- _Records provided_
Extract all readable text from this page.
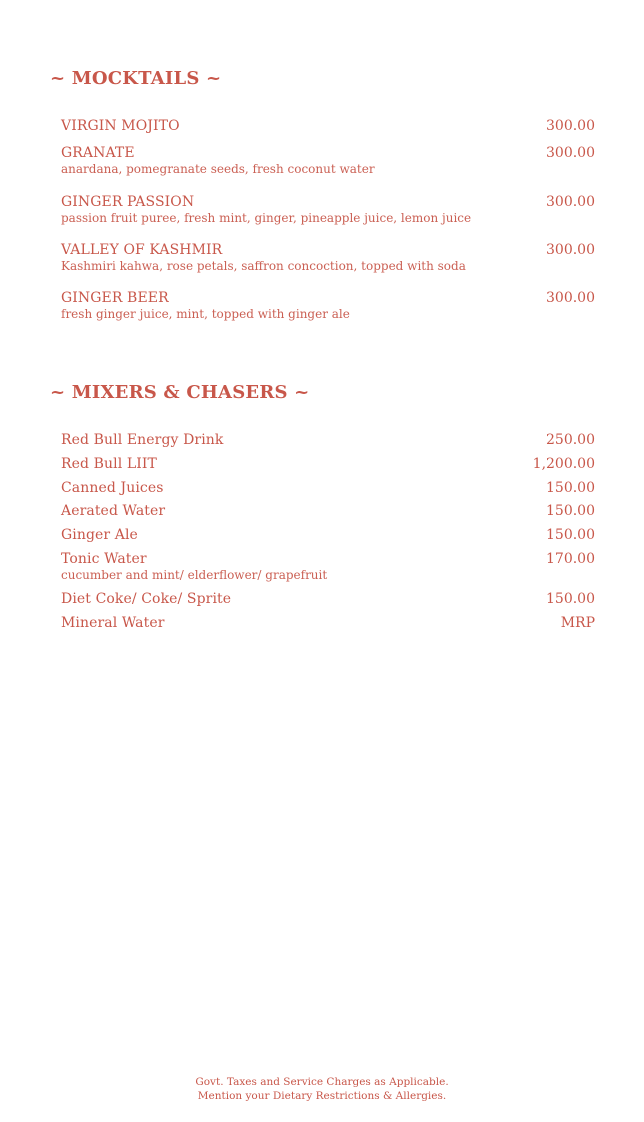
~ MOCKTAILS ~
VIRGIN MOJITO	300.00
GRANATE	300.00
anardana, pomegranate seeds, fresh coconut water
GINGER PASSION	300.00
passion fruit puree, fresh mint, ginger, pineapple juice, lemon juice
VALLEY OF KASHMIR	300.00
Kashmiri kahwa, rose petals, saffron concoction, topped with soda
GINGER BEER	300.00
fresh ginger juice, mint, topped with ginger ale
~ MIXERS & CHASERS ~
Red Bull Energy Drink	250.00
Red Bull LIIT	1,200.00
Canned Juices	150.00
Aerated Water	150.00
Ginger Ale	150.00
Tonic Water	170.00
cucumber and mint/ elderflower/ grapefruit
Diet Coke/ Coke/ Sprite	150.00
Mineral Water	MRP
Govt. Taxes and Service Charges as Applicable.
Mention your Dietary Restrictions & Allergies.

- _To do_
Repeat each entry precisely as it appears. Leave the pictures out.

- _Written solution_
Extract all readable text from this page.
~ MOCKTAILS ~
VIRGIN MOJITO	300.00
GRANATE	300.00
anardana, pomegranate seeds, fresh coconut water
GINGER PASSION	300.00
passion fruit puree, fresh mint, ginger, pineapple juice, lemon juice
VALLEY OF KASHMIR	300.00
Kashmiri kahwa, rose petals, saffron concoction, topped with soda
GINGER BEER	300.00
fresh ginger juice, mint, topped with ginger ale
~ MIXERS & CHASERS ~
Red Bull Energy Drink	250.00
Red Bull LIIT	1,200.00
Canned Juices	150.00
Aerated Water	150.00
Ginger Ale	150.00
Tonic Water	170.00
cucumber and mint/ elderflower/ grapefruit
Diet Coke/ Coke/ Sprite	150.00
Mineral Water	MRP
Govt. Taxes and Service Charges as Applicable.
Mention your Dietary Restrictions & Allergies.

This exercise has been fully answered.